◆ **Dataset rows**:
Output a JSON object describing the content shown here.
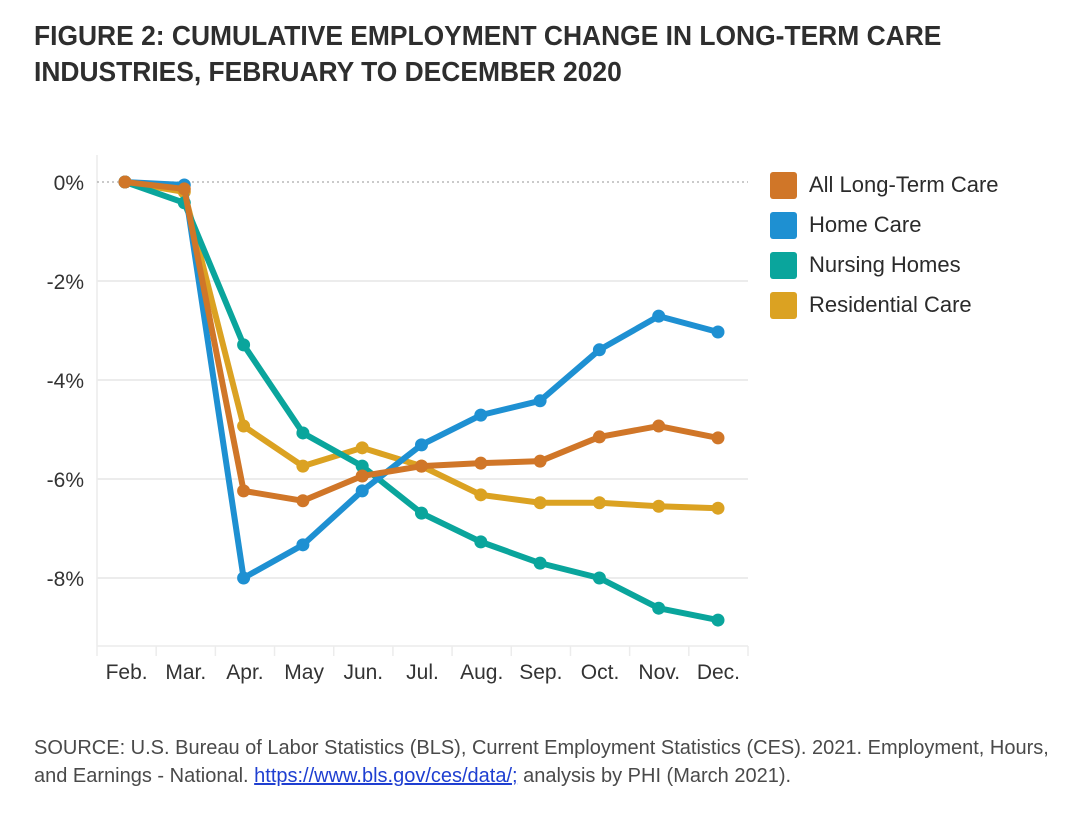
{
  "title_line1": "FIGURE 2: CUMULATIVE EMPLOYMENT CHANGE IN LONG-TERM CARE",
  "title_line2": "INDUSTRIES, FEBRUARY TO DECEMBER 2020",
  "source": {
    "prefix": "SOURCE: U.S. Bureau of Labor Statistics (BLS), Current Employment Statistics (CES). 2021. Employment, Hours, and Earnings - National. ",
    "link_text": "https://www.bls.gov/ces/data/;",
    "suffix": " analysis by PHI (March 2021)."
  },
  "chart_data": {
    "type": "line",
    "title": "Figure 2: Cumulative Employment Change in Long-Term Care Industries, February to December 2020",
    "xlabel": "",
    "ylabel": "",
    "categories": [
      "Feb.",
      "Mar.",
      "Apr.",
      "May",
      "Jun.",
      "Jul.",
      "Aug.",
      "Sep.",
      "Oct.",
      "Nov.",
      "Dec."
    ],
    "ylim": [
      -9.3,
      0.55
    ],
    "yticks": [
      0,
      -2,
      -4,
      -6,
      -8
    ],
    "ytick_labels": [
      "0%",
      "-2%",
      "-4%",
      "-6%",
      "-8%"
    ],
    "zero_line": "dotted",
    "grid": true,
    "legend_position": "right",
    "series": [
      {
        "name": "All Long-Term Care",
        "color": "#D07628",
        "values": [
          0,
          -0.14,
          -6.24,
          -6.44,
          -5.94,
          -5.74,
          -5.68,
          -5.64,
          -5.15,
          -4.93,
          -5.17
        ]
      },
      {
        "name": "Home Care",
        "color": "#1E90D2",
        "values": [
          0,
          -0.06,
          -8.0,
          -7.33,
          -6.24,
          -5.31,
          -4.71,
          -4.42,
          -3.39,
          -2.71,
          -3.03
        ]
      },
      {
        "name": "Nursing Homes",
        "color": "#0AA59C",
        "values": [
          0,
          -0.42,
          -3.29,
          -5.07,
          -5.74,
          -6.69,
          -7.27,
          -7.7,
          -8.0,
          -8.61,
          -8.85
        ]
      },
      {
        "name": "Residential Care",
        "color": "#DBA222",
        "values": [
          0,
          -0.2,
          -4.93,
          -5.74,
          -5.37,
          -5.74,
          -6.32,
          -6.48,
          -6.48,
          -6.55,
          -6.59
        ]
      }
    ],
    "draw_order": [
      "Residential Care",
      "Nursing Homes",
      "Home Care",
      "All Long-Term Care"
    ]
  }
}
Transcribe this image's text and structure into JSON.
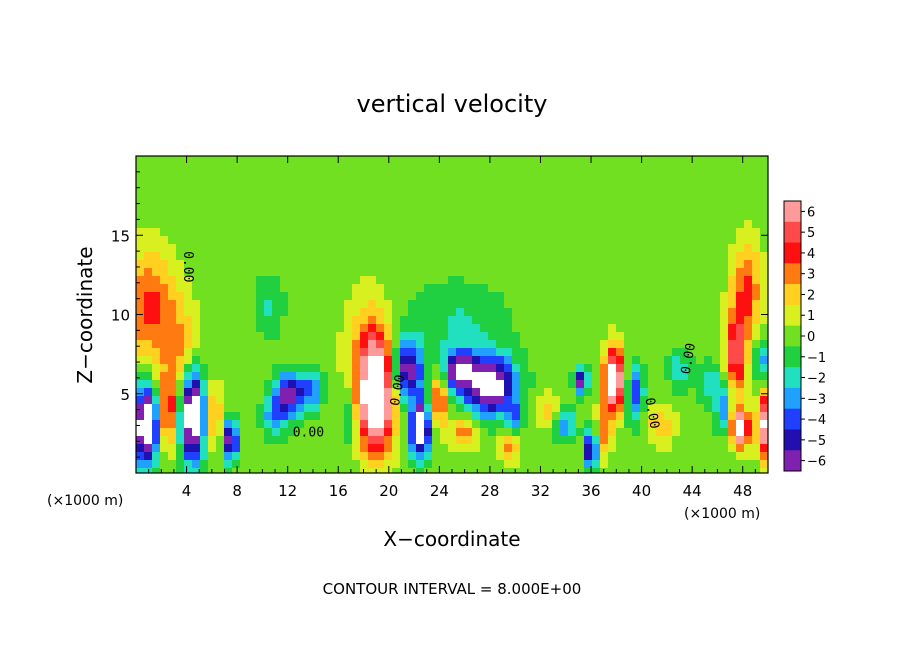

◆ **EXERCISE**:
Locate all lines holding the word "Residential", then copy them out.

◆ **SOLUTION FOR THIS PROBLEM**:
        "name": "Residential Care",
      "Residential Care",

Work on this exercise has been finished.